** Request **
Find the string "Alumnos" in the entries and copy each line that has it.

Figure dataset records:
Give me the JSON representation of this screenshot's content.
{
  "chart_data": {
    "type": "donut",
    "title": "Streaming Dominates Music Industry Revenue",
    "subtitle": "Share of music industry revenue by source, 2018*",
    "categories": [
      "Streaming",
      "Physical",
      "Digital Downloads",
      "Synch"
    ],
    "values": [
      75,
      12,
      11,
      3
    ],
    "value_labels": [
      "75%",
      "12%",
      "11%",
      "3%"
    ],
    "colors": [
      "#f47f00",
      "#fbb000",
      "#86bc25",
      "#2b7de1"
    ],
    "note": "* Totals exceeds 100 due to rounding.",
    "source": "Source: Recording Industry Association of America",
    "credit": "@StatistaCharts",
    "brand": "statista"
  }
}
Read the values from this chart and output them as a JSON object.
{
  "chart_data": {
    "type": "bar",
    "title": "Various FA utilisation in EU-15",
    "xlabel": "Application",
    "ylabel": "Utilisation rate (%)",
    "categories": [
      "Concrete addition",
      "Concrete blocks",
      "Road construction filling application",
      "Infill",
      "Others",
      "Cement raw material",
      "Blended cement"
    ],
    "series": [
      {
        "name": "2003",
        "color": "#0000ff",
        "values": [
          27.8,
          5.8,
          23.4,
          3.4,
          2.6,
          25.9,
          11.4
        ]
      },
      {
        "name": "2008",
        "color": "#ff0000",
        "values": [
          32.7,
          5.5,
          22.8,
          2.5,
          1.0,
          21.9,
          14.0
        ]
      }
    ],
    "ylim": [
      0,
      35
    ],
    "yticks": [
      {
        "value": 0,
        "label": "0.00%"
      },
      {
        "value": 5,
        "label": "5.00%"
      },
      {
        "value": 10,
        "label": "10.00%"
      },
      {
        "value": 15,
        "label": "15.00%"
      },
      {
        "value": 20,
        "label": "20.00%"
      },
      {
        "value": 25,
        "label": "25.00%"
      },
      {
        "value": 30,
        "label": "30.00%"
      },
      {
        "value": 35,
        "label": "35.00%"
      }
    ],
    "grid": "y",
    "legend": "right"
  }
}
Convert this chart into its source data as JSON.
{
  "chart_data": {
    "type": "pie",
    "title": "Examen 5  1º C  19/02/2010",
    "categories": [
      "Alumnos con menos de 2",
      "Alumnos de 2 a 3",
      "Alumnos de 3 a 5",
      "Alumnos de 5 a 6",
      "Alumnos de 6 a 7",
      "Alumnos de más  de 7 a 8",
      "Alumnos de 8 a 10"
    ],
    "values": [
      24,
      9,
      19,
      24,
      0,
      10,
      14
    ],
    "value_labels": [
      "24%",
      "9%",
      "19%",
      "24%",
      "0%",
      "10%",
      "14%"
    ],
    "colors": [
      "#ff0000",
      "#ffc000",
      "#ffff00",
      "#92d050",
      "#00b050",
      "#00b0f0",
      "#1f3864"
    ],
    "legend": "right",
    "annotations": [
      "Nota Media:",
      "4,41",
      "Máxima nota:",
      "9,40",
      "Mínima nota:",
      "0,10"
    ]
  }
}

** Result **
      "Alumnos con menos de 2",
      "Alumnos de 2 a 3",
      "Alumnos de 3 a 5",
      "Alumnos de 5 a 6",
      "Alumnos de 6 a 7",
      "Alumnos de más  de 7 a 8",
      "Alumnos de 8 a 10"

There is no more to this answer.